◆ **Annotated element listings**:

'''

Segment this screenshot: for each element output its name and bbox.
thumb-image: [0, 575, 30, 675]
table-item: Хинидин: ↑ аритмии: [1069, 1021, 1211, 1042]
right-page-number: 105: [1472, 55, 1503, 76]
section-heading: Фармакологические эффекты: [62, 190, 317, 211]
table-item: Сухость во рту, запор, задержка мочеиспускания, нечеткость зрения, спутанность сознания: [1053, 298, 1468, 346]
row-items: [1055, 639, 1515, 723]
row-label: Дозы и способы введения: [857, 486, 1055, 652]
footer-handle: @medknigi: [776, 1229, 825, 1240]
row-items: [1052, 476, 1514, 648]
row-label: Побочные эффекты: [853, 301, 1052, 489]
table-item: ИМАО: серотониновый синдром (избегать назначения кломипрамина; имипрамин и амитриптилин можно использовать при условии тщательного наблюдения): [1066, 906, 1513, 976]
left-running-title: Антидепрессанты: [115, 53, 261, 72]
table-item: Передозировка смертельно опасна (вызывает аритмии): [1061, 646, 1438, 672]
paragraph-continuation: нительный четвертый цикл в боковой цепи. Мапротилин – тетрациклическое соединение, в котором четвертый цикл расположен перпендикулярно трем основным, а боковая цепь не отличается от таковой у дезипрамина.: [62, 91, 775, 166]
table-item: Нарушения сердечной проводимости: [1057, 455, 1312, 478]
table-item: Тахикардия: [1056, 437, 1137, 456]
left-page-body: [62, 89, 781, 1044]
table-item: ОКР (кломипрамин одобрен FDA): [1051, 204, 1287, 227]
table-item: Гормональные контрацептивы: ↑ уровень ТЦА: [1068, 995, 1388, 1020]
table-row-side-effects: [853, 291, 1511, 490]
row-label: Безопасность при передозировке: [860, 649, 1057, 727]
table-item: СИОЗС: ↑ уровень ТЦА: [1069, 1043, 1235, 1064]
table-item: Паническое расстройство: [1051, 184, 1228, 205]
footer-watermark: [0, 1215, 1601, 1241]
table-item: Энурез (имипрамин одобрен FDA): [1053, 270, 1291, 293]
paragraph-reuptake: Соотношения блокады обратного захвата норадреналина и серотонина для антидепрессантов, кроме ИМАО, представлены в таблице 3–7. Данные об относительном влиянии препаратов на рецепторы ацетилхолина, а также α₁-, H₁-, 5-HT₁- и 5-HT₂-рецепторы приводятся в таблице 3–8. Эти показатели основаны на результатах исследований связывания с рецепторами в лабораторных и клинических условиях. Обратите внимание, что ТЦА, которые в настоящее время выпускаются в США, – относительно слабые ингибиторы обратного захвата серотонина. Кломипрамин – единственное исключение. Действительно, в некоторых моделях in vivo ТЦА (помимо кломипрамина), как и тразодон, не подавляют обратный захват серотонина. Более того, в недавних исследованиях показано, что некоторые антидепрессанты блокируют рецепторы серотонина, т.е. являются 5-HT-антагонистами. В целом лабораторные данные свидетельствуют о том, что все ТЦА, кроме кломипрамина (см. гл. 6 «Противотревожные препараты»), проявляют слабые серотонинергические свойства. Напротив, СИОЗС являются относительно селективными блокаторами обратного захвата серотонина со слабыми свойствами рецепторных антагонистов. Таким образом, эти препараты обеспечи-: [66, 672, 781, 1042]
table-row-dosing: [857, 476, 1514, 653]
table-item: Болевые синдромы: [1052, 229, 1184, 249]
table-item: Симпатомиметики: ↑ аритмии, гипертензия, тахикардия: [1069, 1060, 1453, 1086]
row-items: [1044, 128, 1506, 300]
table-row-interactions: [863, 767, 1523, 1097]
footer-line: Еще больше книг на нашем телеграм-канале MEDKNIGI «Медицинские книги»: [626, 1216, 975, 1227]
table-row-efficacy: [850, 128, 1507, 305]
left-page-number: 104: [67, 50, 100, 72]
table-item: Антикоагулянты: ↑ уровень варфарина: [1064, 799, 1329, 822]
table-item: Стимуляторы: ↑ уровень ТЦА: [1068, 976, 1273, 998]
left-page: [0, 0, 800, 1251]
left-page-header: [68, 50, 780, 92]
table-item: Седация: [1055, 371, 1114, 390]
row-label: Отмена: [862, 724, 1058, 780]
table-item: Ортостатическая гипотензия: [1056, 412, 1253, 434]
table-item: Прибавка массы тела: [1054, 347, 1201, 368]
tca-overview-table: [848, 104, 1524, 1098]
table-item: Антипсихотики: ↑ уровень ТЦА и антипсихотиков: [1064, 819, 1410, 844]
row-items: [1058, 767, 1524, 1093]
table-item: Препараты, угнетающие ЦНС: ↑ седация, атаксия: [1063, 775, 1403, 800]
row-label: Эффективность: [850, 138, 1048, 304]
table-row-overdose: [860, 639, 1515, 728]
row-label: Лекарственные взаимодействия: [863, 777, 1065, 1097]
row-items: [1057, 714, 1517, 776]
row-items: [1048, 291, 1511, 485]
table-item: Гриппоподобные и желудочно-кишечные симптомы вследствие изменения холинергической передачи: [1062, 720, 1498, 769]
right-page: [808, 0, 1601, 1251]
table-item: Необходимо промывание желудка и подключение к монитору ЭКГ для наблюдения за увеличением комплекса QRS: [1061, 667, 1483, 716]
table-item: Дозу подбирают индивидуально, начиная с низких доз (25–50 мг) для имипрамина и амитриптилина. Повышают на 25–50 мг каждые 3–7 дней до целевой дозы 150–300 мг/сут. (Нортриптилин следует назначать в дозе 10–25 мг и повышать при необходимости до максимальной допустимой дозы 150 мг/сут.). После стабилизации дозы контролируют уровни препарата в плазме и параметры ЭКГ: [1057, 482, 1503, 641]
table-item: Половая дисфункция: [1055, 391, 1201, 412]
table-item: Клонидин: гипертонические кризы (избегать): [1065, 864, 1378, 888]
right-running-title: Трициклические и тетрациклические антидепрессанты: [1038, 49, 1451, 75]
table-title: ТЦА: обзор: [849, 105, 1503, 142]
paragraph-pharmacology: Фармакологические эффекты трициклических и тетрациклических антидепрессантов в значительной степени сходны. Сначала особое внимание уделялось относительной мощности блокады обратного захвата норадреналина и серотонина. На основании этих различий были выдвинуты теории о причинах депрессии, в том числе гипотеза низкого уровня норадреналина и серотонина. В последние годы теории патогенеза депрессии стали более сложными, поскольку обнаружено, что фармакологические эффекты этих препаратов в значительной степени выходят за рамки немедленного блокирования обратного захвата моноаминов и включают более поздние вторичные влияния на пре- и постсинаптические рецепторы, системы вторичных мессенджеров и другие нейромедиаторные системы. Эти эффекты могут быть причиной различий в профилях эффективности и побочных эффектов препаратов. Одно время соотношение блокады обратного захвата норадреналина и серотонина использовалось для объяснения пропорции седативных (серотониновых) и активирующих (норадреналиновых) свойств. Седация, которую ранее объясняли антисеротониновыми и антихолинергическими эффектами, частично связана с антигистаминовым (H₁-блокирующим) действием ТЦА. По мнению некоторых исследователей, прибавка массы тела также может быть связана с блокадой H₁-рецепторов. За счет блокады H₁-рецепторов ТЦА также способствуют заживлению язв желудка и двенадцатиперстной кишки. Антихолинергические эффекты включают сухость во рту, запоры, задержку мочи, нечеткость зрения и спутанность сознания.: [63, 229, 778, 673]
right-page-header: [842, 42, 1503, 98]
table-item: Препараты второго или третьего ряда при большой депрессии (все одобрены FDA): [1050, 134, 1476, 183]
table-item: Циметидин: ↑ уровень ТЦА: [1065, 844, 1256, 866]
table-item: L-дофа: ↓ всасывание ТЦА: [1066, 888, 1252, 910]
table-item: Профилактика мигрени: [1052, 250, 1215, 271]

'''

◆ **Exercise objective**:
Edit the data above so that every "table-item" becomes "table-entry", and leave everything else unchanged.

◆ **Answer to this task**:
Segment this screenshot: for each element output its name and bbox.
thumb-image: [0, 575, 30, 675]
table-entry: Хинидин: ↑ аритмии: [1069, 1021, 1211, 1042]
right-page-number: 105: [1472, 55, 1503, 76]
section-heading: Фармакологические эффекты: [62, 190, 317, 211]
table-entry: Сухость во рту, запор, задержка мочеиспускания, нечеткость зрения, спутанность сознания: [1053, 298, 1468, 346]
row-items: [1055, 639, 1515, 723]
row-label: Дозы и способы введения: [857, 486, 1055, 652]
footer-handle: @medknigi: [776, 1229, 825, 1240]
row-items: [1052, 476, 1514, 648]
row-label: Побочные эффекты: [853, 301, 1052, 489]
table-entry: ИМАО: серотониновый синдром (избегать назначения кломипрамина; имипрамин и амитриптилин можно использовать при условии тщательного наблюдения): [1066, 906, 1513, 976]
left-running-title: Антидепрессанты: [115, 53, 261, 72]
table-entry: Передозировка смертельно опасна (вызывает аритмии): [1061, 646, 1438, 672]
paragraph-continuation: нительный четвертый цикл в боковой цепи. Мапротилин – тетрациклическое соединение, в котором четвертый цикл расположен перпендикулярно трем основным, а боковая цепь не отличается от таковой у дезипрамина.: [62, 91, 775, 166]
table-entry: Нарушения сердечной проводимости: [1057, 455, 1312, 478]
table-entry: Тахикардия: [1056, 437, 1137, 456]
left-page-body: [62, 89, 781, 1044]
table-entry: ОКР (кломипрамин одобрен FDA): [1051, 204, 1287, 227]
table-entry: Гормональные контрацептивы: ↑ уровень ТЦА: [1068, 995, 1388, 1020]
table-row-side-effects: [853, 291, 1511, 490]
row-label: Безопасность при передозировке: [860, 649, 1057, 727]
table-entry: СИОЗС: ↑ уровень ТЦА: [1069, 1043, 1235, 1064]
table-entry: Паническое расстройство: [1051, 184, 1228, 205]
footer-watermark: [0, 1215, 1601, 1241]
table-entry: Энурез (имипрамин одобрен FDA): [1053, 270, 1291, 293]
paragraph-reuptake: Соотношения блокады обратного захвата норадреналина и серотонина для антидепрессантов, кроме ИМАО, представлены в таблице 3–7. Данные об относительном влиянии препаратов на рецепторы ацетилхолина, а также α₁-, H₁-, 5-HT₁- и 5-HT₂-рецепторы приводятся в таблице 3–8. Эти показатели основаны на результатах исследований связывания с рецепторами в лабораторных и клинических условиях. Обратите внимание, что ТЦА, которые в настоящее время выпускаются в США, – относительно слабые ингибиторы обратного захвата серотонина. Кломипрамин – единственное исключение. Действительно, в некоторых моделях in vivo ТЦА (помимо кломипрамина), как и тразодон, не подавляют обратный захват серотонина. Более того, в недавних исследованиях показано, что некоторые антидепрессанты блокируют рецепторы серотонина, т.е. являются 5-HT-антагонистами. В целом лабораторные данные свидетельствуют о том, что все ТЦА, кроме кломипрамина (см. гл. 6 «Противотревожные препараты»), проявляют слабые серотонинергические свойства. Напротив, СИОЗС являются относительно селективными блокаторами обратного захвата серотонина со слабыми свойствами рецепторных антагонистов. Таким образом, эти препараты обеспечи-: [66, 672, 781, 1042]
table-row-dosing: [857, 476, 1514, 653]
table-entry: Болевые синдромы: [1052, 229, 1184, 249]
table-entry: Симпатомиметики: ↑ аритмии, гипертензия, тахикардия: [1069, 1060, 1453, 1086]
row-items: [1044, 128, 1506, 300]
table-row-interactions: [863, 767, 1523, 1097]
footer-line: Еще больше книг на нашем телеграм-канале MEDKNIGI «Медицинские книги»: [626, 1216, 975, 1227]
table-row-efficacy: [850, 128, 1507, 305]
left-page-number: 104: [67, 50, 100, 72]
table-entry: Антикоагулянты: ↑ уровень варфарина: [1064, 799, 1329, 822]
table-entry: Стимуляторы: ↑ уровень ТЦА: [1068, 976, 1273, 998]
left-page: [0, 0, 800, 1251]
left-page-header: [68, 50, 780, 92]
table-entry: Седация: [1055, 371, 1114, 390]
row-label: Отмена: [862, 724, 1058, 780]
table-entry: Ортостатическая гипотензия: [1056, 412, 1253, 434]
table-entry: Прибавка массы тела: [1054, 347, 1201, 368]
tca-overview-table: [848, 104, 1524, 1098]
table-entry: Антипсихотики: ↑ уровень ТЦА и антипсихотиков: [1064, 819, 1410, 844]
row-items: [1058, 767, 1524, 1093]
table-entry: Препараты, угнетающие ЦНС: ↑ седация, атаксия: [1063, 775, 1403, 800]
row-label: Эффективность: [850, 138, 1048, 304]
table-row-overdose: [860, 639, 1515, 728]
row-label: Лекарственные взаимодействия: [863, 777, 1065, 1097]
row-items: [1057, 714, 1517, 776]
row-items: [1048, 291, 1511, 485]
table-entry: Гриппоподобные и желудочно-кишечные симптомы вследствие изменения холинергической передачи: [1062, 720, 1498, 769]
right-page: [808, 0, 1601, 1251]
table-entry: Необходимо промывание желудка и подключение к монитору ЭКГ для наблюдения за увеличением комплекса QRS: [1061, 667, 1483, 716]
table-entry: Дозу подбирают индивидуально, начиная с низких доз (25–50 мг) для имипрамина и амитриптилина. Повышают на 25–50 мг каждые 3–7 дней до целевой дозы 150–300 мг/сут. (Нортриптилин следует назначать в дозе 10–25 мг и повышать при необходимости до максимальной допустимой дозы 150 мг/сут.). После стабилизации дозы контролируют уровни препарата в плазме и параметры ЭКГ: [1057, 482, 1503, 641]
table-entry: Половая дисфункция: [1055, 391, 1201, 412]
table-entry: Клонидин: гипертонические кризы (избегать): [1065, 864, 1378, 888]
right-running-title: Трициклические и тетрациклические антидепрессанты: [1038, 49, 1451, 75]
table-title: ТЦА: обзор: [849, 105, 1503, 142]
paragraph-pharmacology: Фармакологические эффекты трициклических и тетрациклических антидепрессантов в значительной степени сходны. Сначала особое внимание уделялось относительной мощности блокады обратного захвата норадреналина и серотонина. На основании этих различий были выдвинуты теории о причинах депрессии, в том числе гипотеза низкого уровня норадреналина и серотонина. В последние годы теории патогенеза депрессии стали более сложными, поскольку обнаружено, что фармакологические эффекты этих препаратов в значительной степени выходят за рамки немедленного блокирования обратного захвата моноаминов и включают более поздние вторичные влияния на пре- и постсинаптические рецепторы, системы вторичных мессенджеров и другие нейромедиаторные системы. Эти эффекты могут быть причиной различий в профилях эффективности и побочных эффектов препаратов. Одно время соотношение блокады обратного захвата норадреналина и серотонина использовалось для объяснения пропорции седативных (серотониновых) и активирующих (норадреналиновых) свойств. Седация, которую ранее объясняли антисеротониновыми и антихолинергическими эффектами, частично связана с антигистаминовым (H₁-блокирующим) действием ТЦА. По мнению некоторых исследователей, прибавка массы тела также может быть связана с блокадой H₁-рецепторов. За счет блокады H₁-рецепторов ТЦА также способствуют заживлению язв желудка и двенадцатиперстной кишки. Антихолинергические эффекты включают сухость во рту, запоры, задержку мочи, нечеткость зрения и спутанность сознания.: [63, 229, 778, 673]
right-page-header: [842, 42, 1503, 98]
table-entry: Препараты второго или третьего ряда при большой депрессии (все одобрены FDA): [1050, 134, 1476, 183]
table-entry: Циметидин: ↑ уровень ТЦА: [1065, 844, 1256, 866]
table-entry: L-дофа: ↓ всасывание ТЦА: [1066, 888, 1252, 910]
table-entry: Профилактика мигрени: [1052, 250, 1215, 271]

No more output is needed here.